Goal of the exercise.
Wherever the string "legend" appears in a line, extract that line.

◇ ◇ ◇ ◇ ◇ ◇ ◇

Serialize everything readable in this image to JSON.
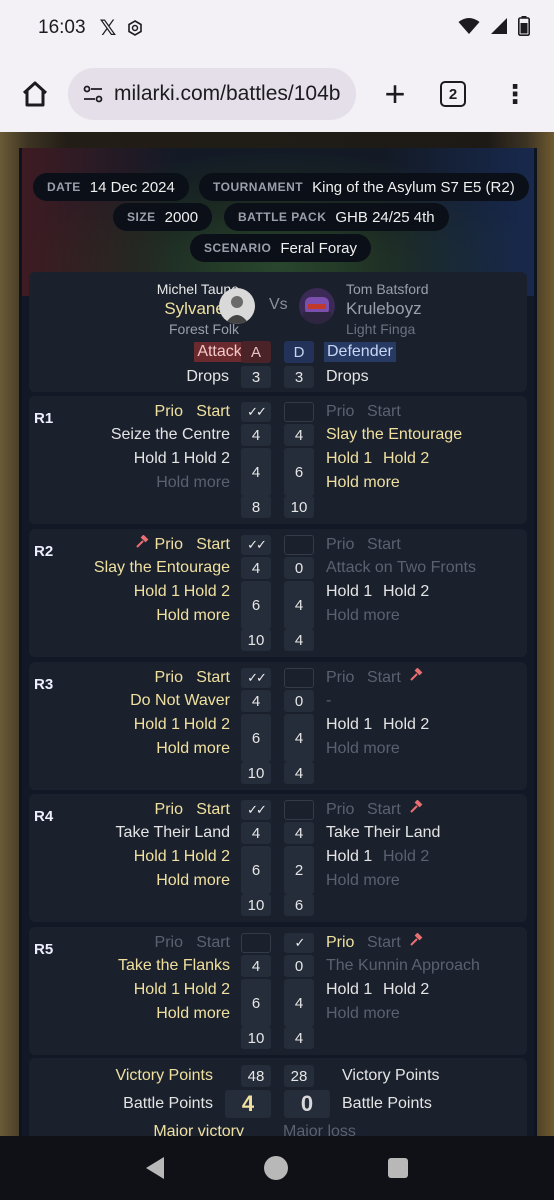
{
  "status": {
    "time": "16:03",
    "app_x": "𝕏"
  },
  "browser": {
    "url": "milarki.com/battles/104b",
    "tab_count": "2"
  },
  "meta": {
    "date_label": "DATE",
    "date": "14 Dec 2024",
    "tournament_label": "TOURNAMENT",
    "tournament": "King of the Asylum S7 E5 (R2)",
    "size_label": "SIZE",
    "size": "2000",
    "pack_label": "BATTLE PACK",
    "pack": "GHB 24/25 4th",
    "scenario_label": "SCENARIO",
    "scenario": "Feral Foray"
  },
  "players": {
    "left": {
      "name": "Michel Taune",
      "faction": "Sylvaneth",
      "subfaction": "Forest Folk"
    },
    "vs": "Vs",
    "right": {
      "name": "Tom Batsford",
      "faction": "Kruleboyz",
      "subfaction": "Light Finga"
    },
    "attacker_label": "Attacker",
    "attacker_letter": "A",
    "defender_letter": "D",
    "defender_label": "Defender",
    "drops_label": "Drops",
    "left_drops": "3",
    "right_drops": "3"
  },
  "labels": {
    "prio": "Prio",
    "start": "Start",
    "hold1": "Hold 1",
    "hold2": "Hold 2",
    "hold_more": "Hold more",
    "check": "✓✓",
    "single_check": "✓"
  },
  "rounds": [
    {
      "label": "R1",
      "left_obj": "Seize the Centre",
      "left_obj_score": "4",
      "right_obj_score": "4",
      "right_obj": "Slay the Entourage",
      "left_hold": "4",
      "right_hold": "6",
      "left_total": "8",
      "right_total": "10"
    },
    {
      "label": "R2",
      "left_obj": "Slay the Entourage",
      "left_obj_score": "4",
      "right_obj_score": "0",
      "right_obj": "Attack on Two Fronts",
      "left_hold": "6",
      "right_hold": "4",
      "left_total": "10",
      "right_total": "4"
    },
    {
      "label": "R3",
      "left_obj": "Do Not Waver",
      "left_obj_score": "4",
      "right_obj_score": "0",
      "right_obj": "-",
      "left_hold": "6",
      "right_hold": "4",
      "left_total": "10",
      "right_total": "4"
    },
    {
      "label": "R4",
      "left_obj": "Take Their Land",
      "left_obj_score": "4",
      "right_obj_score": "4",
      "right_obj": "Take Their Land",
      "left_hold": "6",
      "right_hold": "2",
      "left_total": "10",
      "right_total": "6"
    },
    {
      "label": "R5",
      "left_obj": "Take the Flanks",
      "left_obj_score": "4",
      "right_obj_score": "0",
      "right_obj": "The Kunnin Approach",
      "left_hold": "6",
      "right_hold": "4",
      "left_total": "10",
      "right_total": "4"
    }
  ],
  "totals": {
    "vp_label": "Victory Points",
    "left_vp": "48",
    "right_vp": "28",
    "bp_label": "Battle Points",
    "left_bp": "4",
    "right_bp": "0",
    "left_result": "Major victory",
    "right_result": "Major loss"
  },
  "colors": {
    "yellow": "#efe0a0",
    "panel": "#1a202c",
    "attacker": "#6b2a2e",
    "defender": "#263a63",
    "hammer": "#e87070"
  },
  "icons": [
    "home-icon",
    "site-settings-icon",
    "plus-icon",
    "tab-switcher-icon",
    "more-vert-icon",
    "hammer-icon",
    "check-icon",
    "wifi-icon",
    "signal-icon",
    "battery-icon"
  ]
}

◇ ◇ ◇ ◇ ◇ ◇ ◇

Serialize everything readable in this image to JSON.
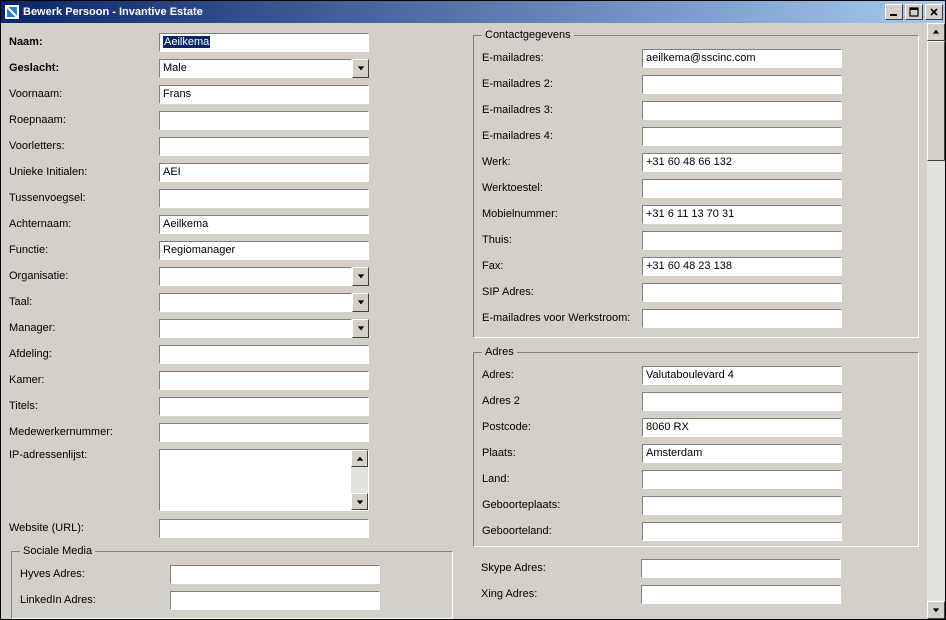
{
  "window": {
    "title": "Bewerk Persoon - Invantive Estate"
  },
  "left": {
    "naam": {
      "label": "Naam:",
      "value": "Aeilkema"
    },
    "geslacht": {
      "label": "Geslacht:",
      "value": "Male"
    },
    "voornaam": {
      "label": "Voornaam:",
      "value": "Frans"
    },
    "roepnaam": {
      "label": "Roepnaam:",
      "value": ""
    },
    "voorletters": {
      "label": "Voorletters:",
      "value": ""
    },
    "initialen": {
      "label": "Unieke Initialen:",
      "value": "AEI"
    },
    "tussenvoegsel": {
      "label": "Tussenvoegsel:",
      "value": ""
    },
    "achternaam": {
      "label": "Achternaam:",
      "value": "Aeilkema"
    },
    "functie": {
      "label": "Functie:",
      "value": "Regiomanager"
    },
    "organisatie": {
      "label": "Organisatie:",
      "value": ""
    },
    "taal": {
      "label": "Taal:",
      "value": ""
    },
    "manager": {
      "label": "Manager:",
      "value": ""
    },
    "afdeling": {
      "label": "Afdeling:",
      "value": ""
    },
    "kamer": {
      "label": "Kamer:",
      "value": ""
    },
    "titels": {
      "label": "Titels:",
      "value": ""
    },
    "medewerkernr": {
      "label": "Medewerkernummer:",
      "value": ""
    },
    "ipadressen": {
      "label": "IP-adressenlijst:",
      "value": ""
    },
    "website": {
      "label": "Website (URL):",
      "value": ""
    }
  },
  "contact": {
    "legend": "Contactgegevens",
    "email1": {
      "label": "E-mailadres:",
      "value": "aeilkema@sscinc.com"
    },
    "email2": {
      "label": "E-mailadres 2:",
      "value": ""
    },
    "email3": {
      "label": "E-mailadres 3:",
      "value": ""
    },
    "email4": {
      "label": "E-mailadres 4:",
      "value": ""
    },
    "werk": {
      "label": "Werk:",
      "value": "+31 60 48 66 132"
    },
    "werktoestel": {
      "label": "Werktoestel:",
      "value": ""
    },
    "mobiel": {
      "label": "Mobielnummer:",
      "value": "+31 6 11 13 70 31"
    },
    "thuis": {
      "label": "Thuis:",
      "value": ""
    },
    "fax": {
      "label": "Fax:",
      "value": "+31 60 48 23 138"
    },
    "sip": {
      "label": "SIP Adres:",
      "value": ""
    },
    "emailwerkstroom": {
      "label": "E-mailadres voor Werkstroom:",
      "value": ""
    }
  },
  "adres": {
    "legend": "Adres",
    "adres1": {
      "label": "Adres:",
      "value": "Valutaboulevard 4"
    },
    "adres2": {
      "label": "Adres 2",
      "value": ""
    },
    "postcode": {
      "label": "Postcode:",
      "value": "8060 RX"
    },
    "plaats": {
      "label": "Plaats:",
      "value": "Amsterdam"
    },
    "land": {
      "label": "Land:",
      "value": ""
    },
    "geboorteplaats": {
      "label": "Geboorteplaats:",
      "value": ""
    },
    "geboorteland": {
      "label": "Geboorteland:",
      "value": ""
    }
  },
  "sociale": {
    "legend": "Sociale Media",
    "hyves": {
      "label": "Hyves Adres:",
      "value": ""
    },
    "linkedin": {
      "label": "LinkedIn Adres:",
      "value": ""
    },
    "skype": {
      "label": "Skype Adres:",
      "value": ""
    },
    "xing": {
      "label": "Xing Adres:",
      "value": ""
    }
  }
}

◇ ◇ ◇ ◇ ◇ ◇ ◇

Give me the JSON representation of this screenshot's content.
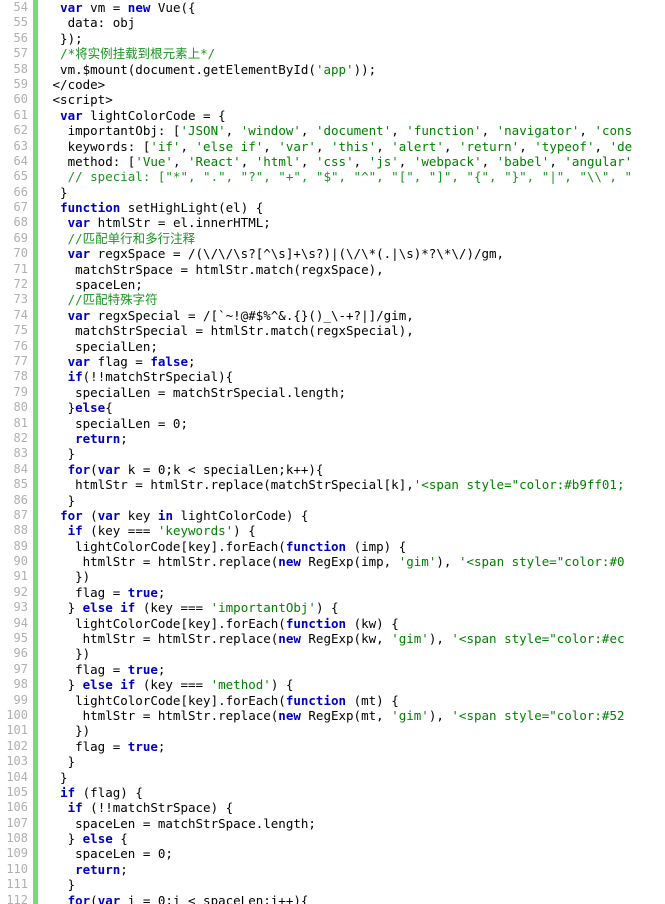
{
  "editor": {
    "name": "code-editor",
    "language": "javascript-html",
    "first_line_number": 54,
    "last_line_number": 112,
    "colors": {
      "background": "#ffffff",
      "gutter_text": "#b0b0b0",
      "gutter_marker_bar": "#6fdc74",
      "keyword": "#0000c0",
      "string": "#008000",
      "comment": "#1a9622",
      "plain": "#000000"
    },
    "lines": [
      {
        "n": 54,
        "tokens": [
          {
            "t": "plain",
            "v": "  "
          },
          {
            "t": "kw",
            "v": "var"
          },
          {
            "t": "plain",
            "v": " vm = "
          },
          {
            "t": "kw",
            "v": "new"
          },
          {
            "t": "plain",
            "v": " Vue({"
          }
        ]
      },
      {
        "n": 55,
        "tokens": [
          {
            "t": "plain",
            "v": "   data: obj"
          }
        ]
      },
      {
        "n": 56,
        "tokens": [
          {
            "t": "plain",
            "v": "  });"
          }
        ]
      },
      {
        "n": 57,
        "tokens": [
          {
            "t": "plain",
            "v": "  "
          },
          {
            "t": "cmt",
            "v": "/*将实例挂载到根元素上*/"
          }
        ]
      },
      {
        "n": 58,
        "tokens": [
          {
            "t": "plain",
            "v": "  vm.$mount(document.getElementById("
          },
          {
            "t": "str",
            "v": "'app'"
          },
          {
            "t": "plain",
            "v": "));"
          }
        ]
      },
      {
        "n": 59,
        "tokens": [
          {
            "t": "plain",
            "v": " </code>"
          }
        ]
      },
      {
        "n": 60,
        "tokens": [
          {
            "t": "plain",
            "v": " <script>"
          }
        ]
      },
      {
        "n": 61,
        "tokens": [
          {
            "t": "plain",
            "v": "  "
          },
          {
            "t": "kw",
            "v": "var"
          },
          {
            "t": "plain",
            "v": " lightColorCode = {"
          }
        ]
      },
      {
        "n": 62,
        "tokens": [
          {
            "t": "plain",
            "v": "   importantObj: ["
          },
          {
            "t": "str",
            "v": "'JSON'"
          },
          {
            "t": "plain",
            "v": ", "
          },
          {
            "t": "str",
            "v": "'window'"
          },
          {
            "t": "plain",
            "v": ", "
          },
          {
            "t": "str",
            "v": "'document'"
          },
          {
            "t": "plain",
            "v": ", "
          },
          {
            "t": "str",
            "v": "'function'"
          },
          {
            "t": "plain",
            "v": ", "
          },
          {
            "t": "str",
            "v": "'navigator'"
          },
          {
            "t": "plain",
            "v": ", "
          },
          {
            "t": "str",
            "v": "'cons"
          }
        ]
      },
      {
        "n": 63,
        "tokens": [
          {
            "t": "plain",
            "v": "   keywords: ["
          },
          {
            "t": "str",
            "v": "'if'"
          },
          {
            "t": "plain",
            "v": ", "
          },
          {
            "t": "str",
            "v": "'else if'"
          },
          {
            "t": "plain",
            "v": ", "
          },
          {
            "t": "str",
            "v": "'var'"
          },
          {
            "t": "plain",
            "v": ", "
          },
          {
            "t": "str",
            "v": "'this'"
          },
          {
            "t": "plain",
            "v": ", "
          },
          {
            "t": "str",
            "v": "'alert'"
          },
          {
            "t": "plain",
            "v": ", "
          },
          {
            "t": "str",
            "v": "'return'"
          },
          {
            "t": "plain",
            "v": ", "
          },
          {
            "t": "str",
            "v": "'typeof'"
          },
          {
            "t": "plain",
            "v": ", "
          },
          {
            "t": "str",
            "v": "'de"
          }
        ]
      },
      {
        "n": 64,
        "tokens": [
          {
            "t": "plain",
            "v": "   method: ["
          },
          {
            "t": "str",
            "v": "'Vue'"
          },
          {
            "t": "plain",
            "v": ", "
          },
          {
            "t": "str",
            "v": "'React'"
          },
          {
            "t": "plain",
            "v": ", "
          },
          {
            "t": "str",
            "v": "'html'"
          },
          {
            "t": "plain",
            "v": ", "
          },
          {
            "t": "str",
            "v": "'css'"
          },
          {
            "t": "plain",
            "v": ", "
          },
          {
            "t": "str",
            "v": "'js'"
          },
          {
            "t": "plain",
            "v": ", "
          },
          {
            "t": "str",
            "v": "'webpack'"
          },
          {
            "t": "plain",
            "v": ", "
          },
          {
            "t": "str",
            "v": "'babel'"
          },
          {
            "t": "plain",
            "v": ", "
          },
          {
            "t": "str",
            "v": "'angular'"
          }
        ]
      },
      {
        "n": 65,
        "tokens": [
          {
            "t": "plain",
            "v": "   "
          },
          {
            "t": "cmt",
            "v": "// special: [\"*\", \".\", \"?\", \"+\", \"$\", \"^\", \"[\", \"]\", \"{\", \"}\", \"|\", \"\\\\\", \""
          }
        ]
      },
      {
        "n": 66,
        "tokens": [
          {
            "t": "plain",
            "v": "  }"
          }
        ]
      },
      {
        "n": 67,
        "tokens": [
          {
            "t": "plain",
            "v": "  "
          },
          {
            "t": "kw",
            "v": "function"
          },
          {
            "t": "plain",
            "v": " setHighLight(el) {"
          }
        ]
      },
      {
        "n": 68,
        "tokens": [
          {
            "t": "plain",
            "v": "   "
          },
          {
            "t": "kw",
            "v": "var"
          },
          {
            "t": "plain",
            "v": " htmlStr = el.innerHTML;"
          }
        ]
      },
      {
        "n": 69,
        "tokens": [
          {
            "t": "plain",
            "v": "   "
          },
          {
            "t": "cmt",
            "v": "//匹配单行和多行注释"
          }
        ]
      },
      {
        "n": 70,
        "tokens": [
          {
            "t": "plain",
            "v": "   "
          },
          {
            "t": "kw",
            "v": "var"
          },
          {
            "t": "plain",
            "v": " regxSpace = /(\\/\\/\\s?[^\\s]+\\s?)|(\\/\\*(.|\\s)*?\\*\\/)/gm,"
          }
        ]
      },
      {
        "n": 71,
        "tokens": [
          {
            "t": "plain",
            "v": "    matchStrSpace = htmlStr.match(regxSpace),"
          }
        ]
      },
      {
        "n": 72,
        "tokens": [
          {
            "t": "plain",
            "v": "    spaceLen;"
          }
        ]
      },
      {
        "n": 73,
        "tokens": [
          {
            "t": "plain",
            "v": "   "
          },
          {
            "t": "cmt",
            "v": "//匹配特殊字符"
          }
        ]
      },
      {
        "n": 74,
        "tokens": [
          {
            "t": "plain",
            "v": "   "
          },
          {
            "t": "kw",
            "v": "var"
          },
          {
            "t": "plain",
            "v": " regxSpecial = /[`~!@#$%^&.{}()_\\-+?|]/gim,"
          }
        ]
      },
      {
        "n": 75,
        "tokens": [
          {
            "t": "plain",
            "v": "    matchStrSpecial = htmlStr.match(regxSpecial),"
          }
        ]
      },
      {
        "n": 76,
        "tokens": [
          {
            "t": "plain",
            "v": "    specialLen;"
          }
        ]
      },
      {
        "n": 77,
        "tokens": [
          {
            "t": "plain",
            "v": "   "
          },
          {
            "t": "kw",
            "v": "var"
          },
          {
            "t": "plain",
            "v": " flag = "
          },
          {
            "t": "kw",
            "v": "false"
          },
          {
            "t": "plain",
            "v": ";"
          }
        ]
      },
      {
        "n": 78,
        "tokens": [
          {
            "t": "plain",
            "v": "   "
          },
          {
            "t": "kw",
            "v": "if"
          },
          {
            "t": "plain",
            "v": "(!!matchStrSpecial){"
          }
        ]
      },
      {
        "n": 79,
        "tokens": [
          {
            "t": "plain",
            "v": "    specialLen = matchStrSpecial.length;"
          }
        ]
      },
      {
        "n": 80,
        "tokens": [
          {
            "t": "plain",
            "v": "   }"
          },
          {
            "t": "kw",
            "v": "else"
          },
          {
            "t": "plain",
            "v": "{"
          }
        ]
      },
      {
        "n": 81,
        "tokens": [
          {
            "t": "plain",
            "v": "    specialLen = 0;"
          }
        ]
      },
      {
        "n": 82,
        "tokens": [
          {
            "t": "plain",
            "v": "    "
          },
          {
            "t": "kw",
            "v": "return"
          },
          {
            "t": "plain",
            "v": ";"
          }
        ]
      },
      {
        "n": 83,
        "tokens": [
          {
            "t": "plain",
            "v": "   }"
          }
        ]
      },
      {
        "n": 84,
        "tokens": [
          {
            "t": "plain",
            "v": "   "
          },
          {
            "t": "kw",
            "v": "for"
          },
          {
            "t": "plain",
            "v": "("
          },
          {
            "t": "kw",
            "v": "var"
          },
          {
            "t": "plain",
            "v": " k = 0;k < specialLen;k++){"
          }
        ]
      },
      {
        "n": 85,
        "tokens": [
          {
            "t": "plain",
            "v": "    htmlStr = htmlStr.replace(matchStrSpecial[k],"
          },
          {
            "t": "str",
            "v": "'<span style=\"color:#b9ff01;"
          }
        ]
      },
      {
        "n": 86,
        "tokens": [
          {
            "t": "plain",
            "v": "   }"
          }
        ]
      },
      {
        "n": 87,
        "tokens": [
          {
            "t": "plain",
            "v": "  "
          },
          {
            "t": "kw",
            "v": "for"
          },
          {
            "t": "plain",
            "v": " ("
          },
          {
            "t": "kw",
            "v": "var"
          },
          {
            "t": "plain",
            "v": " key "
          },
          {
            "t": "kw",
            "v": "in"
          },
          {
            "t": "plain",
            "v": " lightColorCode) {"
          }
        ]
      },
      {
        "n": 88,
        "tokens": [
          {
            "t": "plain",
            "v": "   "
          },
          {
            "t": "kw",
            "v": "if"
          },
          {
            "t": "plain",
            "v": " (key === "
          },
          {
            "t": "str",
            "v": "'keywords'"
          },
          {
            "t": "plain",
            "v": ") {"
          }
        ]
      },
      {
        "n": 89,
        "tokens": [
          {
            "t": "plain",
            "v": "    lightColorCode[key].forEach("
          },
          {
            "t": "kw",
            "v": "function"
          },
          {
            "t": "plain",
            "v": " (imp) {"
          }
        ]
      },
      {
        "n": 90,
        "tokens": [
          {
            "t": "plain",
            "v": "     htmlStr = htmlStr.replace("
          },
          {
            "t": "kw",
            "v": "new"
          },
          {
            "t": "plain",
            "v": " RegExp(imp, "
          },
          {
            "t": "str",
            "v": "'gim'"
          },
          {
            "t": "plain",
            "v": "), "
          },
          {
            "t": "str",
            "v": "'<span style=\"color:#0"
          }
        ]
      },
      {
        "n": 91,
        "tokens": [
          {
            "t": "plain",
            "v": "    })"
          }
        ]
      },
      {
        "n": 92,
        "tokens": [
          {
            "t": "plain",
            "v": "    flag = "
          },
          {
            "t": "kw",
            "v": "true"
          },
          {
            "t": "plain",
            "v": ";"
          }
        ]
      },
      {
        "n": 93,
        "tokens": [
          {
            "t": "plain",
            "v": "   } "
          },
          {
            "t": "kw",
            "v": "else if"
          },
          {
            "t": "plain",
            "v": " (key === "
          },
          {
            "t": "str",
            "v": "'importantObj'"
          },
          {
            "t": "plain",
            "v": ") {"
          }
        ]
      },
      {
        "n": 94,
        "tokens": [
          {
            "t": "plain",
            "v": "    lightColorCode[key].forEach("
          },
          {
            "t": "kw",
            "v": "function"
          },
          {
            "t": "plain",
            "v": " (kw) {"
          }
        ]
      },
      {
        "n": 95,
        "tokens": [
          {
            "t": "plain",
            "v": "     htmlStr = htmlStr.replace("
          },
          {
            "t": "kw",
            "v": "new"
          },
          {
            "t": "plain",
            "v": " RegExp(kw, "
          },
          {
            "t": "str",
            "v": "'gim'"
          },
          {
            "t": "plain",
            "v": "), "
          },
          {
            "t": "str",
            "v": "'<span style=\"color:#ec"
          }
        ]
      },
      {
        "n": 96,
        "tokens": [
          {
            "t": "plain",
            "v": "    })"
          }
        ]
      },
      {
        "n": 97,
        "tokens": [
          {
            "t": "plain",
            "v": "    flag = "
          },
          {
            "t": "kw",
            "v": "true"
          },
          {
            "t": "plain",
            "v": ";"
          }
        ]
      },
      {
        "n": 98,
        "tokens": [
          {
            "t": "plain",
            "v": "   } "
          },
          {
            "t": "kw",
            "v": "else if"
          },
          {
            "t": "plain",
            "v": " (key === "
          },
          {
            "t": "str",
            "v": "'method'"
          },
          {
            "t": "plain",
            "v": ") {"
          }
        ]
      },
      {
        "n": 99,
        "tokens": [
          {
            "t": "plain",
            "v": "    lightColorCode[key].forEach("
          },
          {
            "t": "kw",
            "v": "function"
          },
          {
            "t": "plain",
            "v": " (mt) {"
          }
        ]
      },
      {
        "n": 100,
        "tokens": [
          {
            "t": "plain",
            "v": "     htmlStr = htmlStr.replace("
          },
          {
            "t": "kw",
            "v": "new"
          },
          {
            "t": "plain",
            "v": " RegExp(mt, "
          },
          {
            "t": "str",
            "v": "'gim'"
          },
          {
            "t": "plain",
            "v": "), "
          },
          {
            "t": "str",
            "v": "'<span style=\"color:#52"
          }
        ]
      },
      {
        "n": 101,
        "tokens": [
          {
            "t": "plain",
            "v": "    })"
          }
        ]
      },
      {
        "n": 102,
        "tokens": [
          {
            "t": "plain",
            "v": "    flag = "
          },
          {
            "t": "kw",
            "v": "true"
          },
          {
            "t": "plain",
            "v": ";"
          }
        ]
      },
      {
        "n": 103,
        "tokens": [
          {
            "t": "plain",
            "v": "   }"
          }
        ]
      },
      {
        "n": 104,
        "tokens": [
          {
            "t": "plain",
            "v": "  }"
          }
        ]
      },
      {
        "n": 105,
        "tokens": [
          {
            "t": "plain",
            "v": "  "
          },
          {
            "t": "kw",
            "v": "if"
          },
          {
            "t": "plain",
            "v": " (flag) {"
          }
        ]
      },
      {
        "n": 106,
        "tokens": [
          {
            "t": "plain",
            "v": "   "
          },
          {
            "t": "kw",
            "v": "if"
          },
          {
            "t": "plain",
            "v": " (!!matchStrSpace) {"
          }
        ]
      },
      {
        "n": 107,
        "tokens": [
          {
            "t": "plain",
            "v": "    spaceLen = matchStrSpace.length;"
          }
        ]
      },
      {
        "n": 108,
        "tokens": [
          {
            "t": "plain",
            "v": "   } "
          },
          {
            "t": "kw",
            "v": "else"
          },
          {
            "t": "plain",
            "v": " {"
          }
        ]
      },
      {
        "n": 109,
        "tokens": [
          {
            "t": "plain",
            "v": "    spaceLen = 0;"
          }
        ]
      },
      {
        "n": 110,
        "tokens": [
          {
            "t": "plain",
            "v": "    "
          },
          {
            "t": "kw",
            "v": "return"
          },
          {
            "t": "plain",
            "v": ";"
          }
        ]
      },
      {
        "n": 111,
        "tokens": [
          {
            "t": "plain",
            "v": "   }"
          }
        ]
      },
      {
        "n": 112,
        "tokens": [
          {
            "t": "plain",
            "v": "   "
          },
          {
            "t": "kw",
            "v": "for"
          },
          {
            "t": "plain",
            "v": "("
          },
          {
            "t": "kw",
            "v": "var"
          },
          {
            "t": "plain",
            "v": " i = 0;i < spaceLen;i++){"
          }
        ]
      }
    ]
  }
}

◇ ◇ ◇ ◇ ◇ ◇ ◇

Complete output.
    "legend": "Contactgegevens",
    "legend": "Adres",
    "legend": "Sociale Media",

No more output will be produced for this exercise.